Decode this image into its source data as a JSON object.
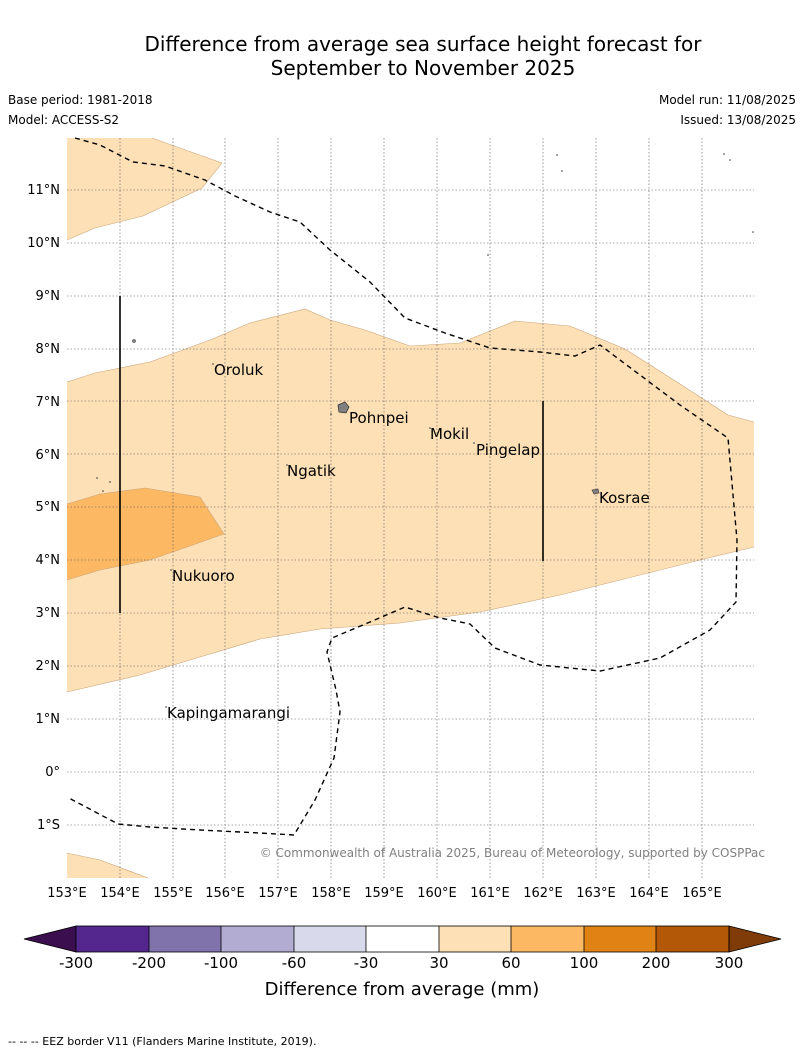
{
  "title_line1": "Difference from average sea surface height forecast for",
  "title_line2": "September to November 2025",
  "meta": {
    "base_period": "Base period: 1981-2018",
    "model": "Model: ACCESS-S2",
    "model_run": "Model run: 11/08/2025",
    "issued": "Issued: 13/08/2025"
  },
  "lat_labels": [
    "11°N",
    "10°N",
    "9°N",
    "8°N",
    "7°N",
    "6°N",
    "5°N",
    "4°N",
    "3°N",
    "2°N",
    "1°N",
    "0°",
    "1°S"
  ],
  "lon_labels": [
    "153°E",
    "154°E",
    "155°E",
    "156°E",
    "157°E",
    "158°E",
    "159°E",
    "160°E",
    "161°E",
    "162°E",
    "163°E",
    "164°E",
    "165°E"
  ],
  "places": {
    "oroluk": "Oroluk",
    "pohnpei": "Pohnpei",
    "mokil": "Mokil",
    "pingelap": "Pingelap",
    "ngatik": "Ngatik",
    "kosrae": "Kosrae",
    "nukuoro": "Nukuoro",
    "kapingamarangi": "Kapingamarangi"
  },
  "copyright": "© Commonwealth of Australia 2025, Bureau of Meteorology, supported by COSPPac",
  "colorbar": {
    "title": "Difference from average (mm)",
    "ticks": [
      "-300",
      "-200",
      "-100",
      "-60",
      "-30",
      "30",
      "60",
      "100",
      "200",
      "300"
    ],
    "colors": {
      "extend_low": "#3b0f4f",
      "b1": "#54278f",
      "b2": "#8073ac",
      "b3": "#b2abd2",
      "b4": "#d8daeb",
      "b5": "#ffffff",
      "b6": "#fee0b6",
      "b7": "#fdb863",
      "b8": "#e08214",
      "b9": "#b35806",
      "extend_high": "#7f3b08"
    }
  },
  "footer": "-- -- -- EEZ border V11 (Flanders Marine Institute, 2019)."
}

━━━━━━━━

Task description: Find the string "Difference" in the listing and return every line that holds it.

Completed exercise:
  "title_line1": "Difference from average sea surface height forecast for",
    "title": "Difference from average (mm)",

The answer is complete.